What the task requires -> Write out the records below once more, exactly as they stand.

Stored records
======
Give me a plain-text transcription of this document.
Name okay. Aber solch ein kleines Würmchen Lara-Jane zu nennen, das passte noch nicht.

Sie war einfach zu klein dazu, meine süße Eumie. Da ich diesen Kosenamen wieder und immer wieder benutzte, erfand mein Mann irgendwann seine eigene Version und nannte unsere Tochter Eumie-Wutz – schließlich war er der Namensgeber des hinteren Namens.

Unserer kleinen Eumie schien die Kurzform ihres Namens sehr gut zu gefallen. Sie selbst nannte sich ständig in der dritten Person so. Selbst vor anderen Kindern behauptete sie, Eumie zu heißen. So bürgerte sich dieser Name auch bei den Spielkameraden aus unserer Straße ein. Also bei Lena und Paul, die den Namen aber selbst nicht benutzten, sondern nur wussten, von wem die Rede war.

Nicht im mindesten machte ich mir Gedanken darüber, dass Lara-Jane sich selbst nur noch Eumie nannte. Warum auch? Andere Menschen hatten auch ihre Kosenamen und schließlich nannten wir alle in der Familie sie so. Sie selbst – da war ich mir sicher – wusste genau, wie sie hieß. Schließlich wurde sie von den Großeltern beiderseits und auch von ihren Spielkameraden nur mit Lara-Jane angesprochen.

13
======
The solution ->
Give me a plain-text transcription of this document.
Name okay. Aber solch ein kleines Würmchen Lara-Jane zu nennen, das passte noch nicht.

Sie war einfach zu klein dazu, meine süße Eumie. Da ich diesen Kosenamen wieder und immer wieder benutzte, erfand mein Mann irgendwann seine eigene Version und nannte unsere Tochter Eumie-Wutz – schließlich war er der Namensgeber des hinteren Namens.

Unserer kleinen Eumie schien die Kurzform ihres Namens sehr gut zu gefallen. Sie selbst nannte sich ständig in der dritten Person so. Selbst vor anderen Kindern behauptete sie, Eumie zu heißen. So bürgerte sich dieser Name auch bei den Spielkameraden aus unserer Straße ein. Also bei Lena und Paul, die den Namen aber selbst nicht benutzten, sondern nur wussten, von wem die Rede war.

Nicht im mindesten machte ich mir Gedanken darüber, dass Lara-Jane sich selbst nur noch Eumie nannte. Warum auch? Andere Menschen hatten auch ihre Kosenamen und schließlich nannten wir alle in der Familie sie so. Sie selbst – da war ich mir sicher – wusste genau, wie sie hieß. Schließlich wurde sie von den Großeltern beiderseits und auch von ihren Spielkameraden nur mit Lara-Jane angesprochen.

13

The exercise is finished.